═════ DATA RECORDS ═════
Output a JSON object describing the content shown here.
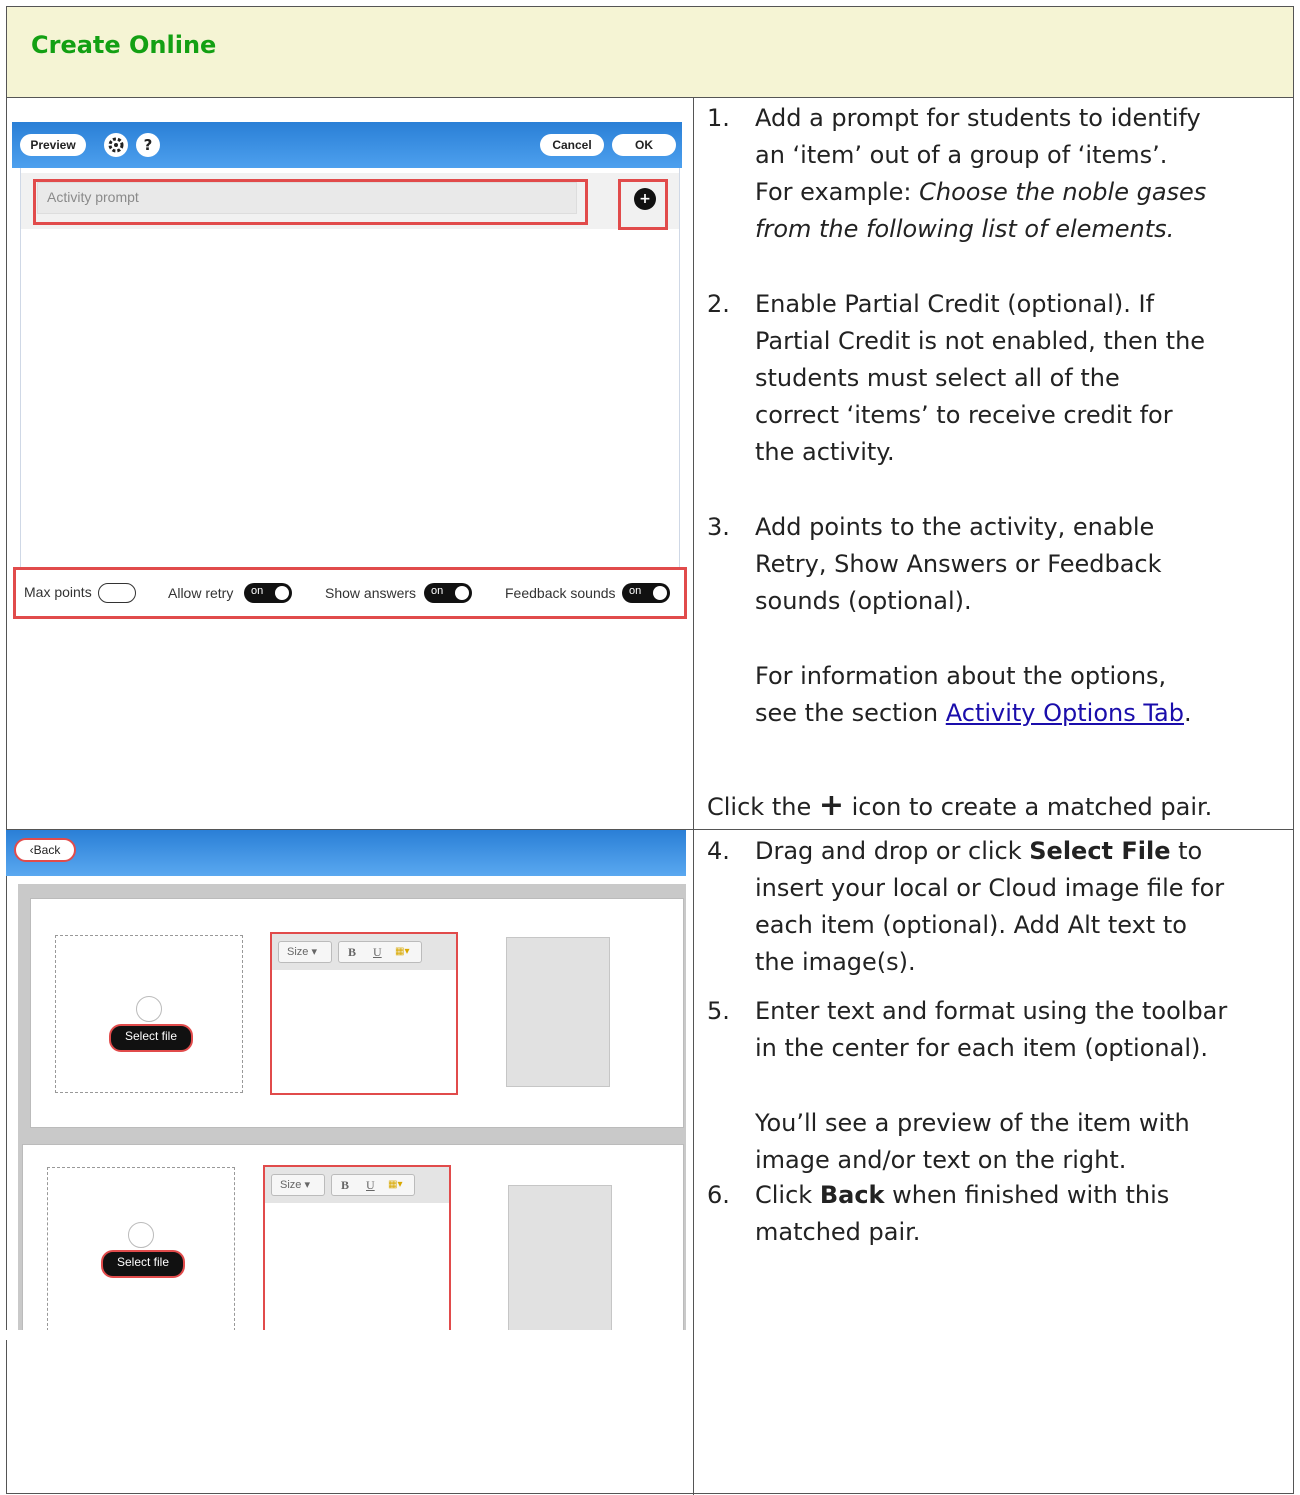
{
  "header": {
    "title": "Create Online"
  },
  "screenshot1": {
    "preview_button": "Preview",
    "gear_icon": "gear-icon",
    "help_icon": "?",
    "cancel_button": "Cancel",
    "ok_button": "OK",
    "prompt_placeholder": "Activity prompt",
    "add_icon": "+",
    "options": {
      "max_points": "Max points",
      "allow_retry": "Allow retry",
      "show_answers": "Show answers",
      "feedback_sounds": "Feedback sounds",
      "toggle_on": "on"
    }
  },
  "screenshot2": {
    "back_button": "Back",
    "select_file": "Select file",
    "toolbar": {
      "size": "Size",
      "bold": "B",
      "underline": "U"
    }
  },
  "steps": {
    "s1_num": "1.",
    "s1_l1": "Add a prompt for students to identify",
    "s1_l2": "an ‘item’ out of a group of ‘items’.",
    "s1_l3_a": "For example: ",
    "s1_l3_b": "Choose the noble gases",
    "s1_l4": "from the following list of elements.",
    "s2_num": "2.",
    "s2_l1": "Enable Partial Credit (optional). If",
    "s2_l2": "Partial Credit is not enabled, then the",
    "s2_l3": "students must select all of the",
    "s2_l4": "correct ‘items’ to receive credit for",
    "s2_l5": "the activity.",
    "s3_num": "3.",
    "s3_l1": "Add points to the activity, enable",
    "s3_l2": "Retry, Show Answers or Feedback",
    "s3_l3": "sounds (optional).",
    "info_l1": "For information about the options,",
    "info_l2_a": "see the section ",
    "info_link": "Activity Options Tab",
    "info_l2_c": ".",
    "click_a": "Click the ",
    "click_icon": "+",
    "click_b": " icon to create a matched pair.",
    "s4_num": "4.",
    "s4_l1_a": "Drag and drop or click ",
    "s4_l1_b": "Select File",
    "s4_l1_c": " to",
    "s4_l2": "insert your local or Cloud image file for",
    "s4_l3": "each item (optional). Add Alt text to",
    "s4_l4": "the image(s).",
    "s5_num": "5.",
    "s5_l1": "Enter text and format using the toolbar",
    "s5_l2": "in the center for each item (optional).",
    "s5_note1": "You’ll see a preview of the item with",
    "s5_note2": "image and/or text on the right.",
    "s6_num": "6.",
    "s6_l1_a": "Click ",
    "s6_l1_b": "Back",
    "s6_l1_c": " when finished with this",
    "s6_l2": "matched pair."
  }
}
═════
## WORK TO BE COMPLETED:
Search the records above for "Feedback". Copy each line where it is found.

## EXERCISE OUTPUT:
      "feedback_sounds": "Feedback sounds",
    "s3_l2": "Retry, Show Answers or Feedback",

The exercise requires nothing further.